(begin)

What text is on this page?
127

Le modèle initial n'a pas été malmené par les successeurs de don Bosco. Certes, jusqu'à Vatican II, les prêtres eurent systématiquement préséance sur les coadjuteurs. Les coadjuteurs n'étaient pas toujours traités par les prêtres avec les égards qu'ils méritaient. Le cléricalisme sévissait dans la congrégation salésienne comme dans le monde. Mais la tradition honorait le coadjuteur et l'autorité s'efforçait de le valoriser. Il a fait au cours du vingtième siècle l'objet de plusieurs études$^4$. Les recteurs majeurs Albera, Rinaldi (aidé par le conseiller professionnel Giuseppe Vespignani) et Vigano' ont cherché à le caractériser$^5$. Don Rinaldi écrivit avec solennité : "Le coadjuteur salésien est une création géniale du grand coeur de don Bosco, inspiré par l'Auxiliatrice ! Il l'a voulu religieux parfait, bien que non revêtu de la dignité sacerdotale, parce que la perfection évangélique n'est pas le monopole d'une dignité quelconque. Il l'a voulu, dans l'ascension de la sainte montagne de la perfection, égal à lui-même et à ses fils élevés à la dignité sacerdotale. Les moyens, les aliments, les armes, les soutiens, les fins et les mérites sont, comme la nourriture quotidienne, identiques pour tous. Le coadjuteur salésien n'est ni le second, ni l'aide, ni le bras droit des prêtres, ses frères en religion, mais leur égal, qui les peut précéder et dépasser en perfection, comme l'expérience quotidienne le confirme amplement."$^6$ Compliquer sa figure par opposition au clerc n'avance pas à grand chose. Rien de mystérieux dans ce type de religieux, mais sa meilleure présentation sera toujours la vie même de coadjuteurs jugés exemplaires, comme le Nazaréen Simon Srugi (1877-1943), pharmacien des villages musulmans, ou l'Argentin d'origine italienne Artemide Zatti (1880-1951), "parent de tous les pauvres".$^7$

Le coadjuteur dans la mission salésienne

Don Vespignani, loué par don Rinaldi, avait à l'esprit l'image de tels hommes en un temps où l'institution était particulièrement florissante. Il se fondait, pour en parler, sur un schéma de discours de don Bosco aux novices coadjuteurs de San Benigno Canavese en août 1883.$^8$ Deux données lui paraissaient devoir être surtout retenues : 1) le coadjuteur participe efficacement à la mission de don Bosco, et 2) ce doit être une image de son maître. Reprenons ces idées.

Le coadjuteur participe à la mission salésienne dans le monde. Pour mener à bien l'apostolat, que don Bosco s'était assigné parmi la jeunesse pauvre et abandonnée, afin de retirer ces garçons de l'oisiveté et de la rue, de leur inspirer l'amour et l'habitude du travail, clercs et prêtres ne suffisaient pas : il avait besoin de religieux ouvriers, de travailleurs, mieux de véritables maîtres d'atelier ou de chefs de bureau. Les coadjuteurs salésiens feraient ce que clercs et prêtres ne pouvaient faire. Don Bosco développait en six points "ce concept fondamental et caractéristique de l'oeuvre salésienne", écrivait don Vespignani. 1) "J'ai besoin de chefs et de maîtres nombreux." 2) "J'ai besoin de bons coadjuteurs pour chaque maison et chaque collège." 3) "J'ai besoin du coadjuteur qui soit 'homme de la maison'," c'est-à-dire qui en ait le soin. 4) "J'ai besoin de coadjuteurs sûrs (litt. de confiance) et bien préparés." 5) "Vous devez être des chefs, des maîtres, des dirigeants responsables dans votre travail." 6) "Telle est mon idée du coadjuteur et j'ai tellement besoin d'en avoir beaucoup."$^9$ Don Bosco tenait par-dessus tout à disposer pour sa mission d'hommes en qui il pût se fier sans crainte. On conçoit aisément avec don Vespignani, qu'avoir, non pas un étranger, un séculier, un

(end)
(begin)

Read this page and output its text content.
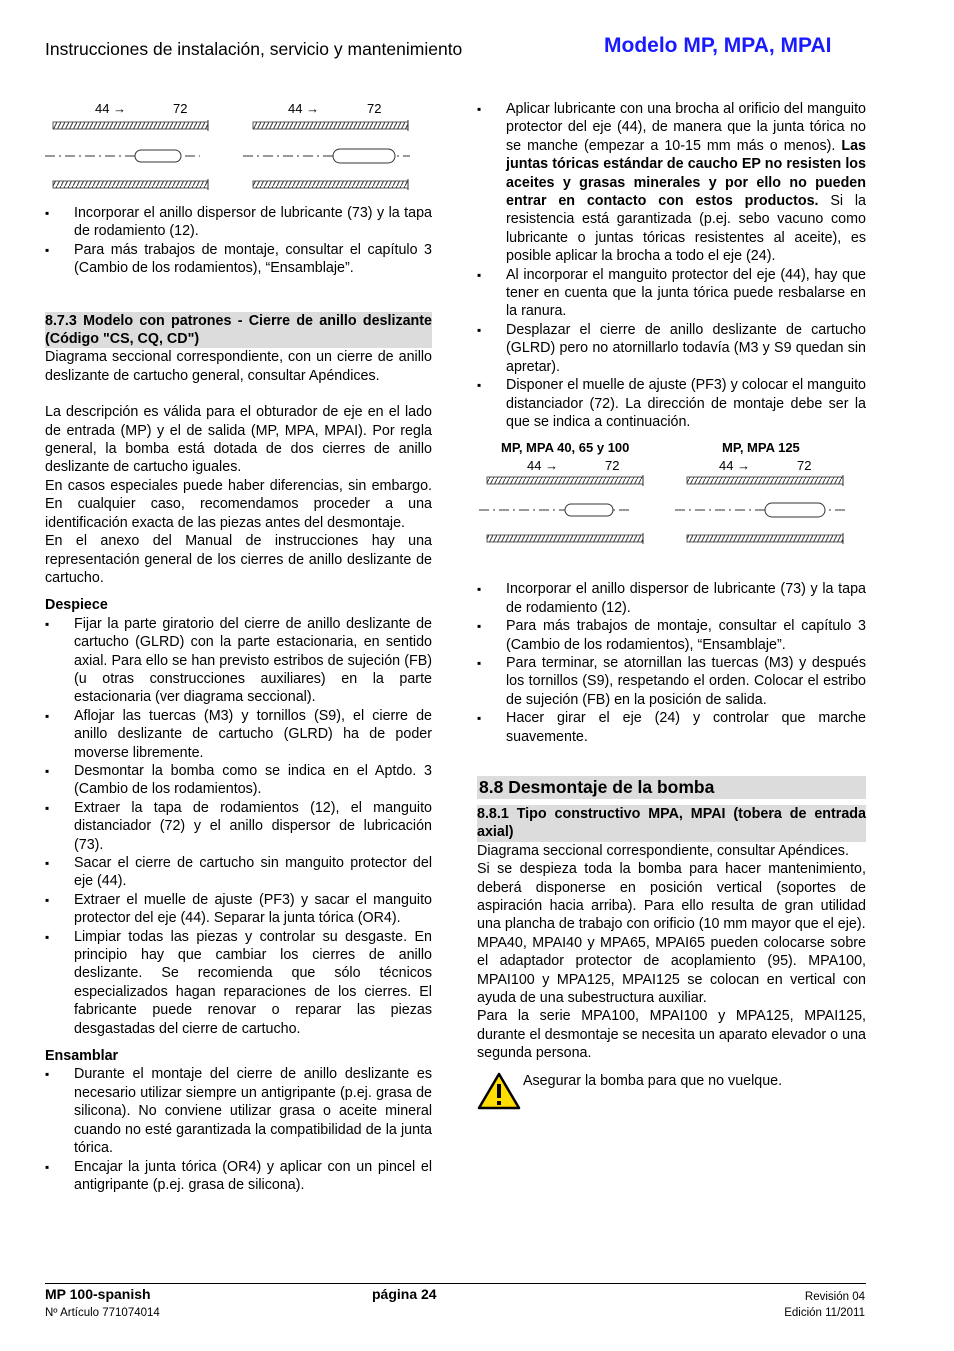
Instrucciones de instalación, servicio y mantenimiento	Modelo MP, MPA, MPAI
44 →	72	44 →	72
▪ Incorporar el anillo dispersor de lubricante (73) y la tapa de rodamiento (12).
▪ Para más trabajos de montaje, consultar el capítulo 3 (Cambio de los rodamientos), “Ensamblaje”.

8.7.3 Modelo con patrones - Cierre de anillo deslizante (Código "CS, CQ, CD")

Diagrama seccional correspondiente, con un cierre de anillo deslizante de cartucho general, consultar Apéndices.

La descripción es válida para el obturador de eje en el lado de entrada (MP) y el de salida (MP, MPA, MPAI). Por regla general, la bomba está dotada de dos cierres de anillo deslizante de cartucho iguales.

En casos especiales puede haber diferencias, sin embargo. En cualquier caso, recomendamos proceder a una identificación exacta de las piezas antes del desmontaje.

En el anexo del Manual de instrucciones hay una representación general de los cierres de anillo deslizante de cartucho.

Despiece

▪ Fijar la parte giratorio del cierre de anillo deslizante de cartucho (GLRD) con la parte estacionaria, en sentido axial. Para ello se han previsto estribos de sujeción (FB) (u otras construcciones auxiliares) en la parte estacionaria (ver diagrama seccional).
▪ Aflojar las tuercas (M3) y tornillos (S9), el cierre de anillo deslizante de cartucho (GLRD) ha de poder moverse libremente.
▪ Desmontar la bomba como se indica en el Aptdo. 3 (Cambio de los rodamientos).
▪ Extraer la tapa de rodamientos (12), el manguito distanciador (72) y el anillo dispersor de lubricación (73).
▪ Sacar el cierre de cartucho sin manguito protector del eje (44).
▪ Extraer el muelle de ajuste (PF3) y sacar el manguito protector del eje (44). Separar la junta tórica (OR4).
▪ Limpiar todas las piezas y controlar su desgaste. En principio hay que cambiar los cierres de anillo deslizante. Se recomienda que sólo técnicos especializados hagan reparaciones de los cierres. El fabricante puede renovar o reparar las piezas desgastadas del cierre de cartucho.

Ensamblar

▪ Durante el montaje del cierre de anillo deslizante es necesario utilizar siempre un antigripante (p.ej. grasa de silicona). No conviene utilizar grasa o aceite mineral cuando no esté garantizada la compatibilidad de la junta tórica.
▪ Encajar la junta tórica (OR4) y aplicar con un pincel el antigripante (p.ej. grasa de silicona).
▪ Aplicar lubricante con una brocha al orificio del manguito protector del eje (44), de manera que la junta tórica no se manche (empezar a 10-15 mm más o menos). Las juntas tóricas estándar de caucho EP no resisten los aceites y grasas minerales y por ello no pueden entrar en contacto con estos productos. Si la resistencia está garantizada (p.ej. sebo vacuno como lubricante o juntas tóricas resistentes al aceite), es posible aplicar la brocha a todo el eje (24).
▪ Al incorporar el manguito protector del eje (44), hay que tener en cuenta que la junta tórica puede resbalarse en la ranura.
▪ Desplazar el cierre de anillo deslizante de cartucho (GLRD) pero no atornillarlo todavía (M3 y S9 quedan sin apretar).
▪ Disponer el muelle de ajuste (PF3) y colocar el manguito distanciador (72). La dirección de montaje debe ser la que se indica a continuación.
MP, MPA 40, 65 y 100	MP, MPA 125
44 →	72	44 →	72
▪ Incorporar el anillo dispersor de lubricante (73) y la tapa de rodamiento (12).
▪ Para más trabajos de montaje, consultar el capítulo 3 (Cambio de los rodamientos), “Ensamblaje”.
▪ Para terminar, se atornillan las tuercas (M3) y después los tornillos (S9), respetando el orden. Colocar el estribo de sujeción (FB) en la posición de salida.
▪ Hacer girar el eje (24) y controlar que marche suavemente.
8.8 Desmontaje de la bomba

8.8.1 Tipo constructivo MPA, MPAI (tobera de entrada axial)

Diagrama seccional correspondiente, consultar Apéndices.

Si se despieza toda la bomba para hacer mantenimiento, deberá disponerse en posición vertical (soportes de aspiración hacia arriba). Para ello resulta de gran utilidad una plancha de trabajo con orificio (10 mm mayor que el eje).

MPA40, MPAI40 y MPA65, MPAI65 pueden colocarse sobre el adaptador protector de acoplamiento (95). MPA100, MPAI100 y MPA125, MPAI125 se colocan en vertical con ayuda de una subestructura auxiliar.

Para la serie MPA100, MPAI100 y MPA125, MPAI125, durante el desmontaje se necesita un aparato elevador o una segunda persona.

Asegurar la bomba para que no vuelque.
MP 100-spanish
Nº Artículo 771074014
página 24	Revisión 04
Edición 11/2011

(end)

**Stated task:**
Scan the material and collect every line that contains "indica".

**Written answer:**
▪ Desmontar la bomba como se indica en el Aptdo. 3 (Cambio de los rodamientos).
▪ Disponer el muelle de ajuste (PF3) y colocar el manguito distanciador (72). La dirección de montaje debe ser la que se indica a continuación.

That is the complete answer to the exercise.